Document layout analysis data:
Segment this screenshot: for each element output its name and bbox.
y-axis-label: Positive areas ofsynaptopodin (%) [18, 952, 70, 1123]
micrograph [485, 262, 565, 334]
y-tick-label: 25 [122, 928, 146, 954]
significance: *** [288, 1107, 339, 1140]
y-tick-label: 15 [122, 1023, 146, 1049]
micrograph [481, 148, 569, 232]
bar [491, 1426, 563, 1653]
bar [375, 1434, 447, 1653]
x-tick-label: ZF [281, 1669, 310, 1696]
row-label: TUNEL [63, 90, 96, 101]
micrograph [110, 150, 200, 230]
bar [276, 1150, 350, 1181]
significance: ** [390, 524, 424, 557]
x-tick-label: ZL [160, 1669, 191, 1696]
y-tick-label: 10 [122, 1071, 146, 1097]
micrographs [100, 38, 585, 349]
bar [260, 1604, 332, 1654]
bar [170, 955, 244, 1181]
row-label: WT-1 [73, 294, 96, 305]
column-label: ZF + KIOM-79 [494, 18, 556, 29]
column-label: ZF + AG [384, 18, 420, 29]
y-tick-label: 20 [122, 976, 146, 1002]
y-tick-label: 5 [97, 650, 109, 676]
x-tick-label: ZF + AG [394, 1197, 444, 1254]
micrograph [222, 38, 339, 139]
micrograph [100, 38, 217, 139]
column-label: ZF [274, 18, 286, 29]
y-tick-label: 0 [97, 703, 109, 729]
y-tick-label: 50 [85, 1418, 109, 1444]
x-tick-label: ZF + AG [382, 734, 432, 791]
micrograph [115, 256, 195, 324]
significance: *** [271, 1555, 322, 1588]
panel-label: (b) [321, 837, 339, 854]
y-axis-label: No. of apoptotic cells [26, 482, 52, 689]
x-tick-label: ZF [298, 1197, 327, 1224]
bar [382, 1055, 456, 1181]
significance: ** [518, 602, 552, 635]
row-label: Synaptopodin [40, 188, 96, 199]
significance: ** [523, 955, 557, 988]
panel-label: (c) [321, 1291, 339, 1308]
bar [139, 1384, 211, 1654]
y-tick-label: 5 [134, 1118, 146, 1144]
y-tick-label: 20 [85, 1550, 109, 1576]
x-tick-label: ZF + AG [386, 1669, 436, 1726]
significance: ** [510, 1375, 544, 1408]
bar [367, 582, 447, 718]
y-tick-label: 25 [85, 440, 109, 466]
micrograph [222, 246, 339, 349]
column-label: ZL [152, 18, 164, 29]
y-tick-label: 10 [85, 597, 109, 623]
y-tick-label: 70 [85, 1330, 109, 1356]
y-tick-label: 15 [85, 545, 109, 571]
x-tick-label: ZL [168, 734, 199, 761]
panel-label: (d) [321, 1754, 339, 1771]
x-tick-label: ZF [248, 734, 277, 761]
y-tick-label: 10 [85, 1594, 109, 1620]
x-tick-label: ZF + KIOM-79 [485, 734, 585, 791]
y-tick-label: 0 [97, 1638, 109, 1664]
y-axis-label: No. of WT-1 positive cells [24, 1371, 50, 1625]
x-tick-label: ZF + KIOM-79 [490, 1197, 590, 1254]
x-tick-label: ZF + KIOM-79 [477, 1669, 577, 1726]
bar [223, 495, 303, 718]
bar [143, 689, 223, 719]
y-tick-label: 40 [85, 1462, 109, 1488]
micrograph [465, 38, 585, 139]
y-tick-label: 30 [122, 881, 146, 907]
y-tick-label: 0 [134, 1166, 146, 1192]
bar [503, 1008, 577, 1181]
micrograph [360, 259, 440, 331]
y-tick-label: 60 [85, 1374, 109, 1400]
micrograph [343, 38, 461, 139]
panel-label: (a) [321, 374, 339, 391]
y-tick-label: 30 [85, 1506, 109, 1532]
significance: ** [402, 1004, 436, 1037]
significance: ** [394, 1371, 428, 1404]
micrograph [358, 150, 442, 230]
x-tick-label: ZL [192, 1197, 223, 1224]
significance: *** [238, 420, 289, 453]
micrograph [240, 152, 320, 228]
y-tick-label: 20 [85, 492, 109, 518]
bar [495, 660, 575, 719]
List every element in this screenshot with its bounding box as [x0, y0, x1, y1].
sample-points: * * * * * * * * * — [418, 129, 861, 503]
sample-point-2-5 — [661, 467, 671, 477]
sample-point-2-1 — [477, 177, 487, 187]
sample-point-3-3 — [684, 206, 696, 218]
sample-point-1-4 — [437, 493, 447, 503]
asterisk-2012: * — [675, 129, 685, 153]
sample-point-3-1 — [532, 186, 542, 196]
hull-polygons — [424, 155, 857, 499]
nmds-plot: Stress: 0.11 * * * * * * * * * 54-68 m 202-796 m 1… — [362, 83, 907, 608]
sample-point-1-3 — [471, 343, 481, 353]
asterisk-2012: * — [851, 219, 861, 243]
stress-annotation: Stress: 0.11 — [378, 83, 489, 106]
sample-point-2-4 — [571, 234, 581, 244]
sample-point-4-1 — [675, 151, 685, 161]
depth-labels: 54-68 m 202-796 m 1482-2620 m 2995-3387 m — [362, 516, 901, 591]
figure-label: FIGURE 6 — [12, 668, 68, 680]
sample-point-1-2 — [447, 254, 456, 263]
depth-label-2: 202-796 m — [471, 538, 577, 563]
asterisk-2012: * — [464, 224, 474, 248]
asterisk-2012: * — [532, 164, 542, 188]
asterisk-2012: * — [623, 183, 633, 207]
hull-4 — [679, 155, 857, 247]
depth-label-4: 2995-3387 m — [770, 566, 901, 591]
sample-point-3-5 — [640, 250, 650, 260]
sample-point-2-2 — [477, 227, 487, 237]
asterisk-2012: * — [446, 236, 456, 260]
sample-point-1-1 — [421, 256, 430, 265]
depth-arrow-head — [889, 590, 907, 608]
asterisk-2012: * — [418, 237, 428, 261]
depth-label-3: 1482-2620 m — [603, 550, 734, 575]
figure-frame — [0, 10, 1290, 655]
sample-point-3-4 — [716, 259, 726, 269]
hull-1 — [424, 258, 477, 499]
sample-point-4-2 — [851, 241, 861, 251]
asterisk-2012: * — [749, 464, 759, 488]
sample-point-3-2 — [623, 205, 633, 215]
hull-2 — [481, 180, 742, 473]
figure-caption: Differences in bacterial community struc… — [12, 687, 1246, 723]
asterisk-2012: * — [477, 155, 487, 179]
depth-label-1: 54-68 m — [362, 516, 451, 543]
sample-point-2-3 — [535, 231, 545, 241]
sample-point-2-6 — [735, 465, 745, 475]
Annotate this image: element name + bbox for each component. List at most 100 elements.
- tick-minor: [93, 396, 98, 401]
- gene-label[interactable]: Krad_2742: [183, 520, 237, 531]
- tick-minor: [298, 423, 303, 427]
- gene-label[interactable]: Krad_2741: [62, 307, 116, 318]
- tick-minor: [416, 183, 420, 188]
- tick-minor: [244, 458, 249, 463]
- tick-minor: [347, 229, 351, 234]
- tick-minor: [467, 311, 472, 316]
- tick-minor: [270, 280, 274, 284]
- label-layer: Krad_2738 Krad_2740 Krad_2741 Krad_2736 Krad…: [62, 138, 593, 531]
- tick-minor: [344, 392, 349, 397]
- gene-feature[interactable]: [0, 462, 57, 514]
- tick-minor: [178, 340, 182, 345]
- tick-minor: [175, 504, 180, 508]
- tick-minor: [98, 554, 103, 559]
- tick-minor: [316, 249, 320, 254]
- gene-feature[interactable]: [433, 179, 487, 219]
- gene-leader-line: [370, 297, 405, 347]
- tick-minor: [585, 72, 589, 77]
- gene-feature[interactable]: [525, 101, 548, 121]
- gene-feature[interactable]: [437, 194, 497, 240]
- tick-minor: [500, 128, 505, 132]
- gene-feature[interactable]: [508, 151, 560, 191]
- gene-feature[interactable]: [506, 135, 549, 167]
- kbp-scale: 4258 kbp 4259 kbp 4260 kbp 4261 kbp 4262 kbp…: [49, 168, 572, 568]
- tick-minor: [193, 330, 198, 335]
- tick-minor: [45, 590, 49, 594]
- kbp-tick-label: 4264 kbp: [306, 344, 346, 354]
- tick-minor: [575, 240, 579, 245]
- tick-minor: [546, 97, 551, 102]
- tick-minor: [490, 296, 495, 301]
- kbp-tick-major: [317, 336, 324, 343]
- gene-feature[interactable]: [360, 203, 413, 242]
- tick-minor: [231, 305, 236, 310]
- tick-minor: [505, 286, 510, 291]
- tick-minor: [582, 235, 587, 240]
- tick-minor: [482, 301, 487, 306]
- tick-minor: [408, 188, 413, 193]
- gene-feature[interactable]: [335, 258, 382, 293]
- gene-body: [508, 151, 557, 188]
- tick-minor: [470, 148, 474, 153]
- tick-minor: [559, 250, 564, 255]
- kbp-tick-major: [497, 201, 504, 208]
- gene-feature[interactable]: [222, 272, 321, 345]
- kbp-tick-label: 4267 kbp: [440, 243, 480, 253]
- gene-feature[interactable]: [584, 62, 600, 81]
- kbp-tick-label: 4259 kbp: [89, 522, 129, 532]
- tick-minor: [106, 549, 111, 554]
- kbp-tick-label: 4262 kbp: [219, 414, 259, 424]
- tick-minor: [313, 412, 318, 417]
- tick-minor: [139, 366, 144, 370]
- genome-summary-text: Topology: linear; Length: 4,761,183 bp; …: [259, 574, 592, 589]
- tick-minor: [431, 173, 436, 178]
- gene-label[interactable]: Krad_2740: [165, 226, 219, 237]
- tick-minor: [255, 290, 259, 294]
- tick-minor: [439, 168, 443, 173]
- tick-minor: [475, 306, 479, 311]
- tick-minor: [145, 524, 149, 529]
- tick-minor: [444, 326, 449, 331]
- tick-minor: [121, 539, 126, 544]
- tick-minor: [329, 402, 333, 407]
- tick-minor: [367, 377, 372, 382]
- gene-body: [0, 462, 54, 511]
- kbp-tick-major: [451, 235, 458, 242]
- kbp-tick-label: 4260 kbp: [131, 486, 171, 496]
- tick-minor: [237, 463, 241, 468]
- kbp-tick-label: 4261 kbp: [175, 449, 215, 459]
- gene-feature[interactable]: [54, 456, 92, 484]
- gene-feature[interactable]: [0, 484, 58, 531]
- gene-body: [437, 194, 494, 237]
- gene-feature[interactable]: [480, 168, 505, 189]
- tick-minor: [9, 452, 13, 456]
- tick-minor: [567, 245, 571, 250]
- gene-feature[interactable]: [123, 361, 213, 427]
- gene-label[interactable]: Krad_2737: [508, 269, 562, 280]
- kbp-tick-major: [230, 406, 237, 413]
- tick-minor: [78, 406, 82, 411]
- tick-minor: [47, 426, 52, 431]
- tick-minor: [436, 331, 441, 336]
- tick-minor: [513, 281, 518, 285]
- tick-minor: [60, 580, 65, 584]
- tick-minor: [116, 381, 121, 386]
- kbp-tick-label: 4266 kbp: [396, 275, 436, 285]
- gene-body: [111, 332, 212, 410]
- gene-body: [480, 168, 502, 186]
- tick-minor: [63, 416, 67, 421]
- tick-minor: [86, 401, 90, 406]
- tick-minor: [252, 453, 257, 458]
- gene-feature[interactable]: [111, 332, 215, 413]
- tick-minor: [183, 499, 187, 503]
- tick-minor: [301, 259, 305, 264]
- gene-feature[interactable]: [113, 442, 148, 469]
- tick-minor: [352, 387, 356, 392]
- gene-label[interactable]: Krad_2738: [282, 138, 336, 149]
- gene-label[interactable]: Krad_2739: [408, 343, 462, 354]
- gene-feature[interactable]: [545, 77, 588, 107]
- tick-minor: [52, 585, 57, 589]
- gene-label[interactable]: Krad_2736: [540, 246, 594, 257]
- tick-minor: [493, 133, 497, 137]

• **Task to carry out**
Looking at the records above, how many of their lines carry the string "cells"? Answer with the number and nothing else.

• **Your response**
2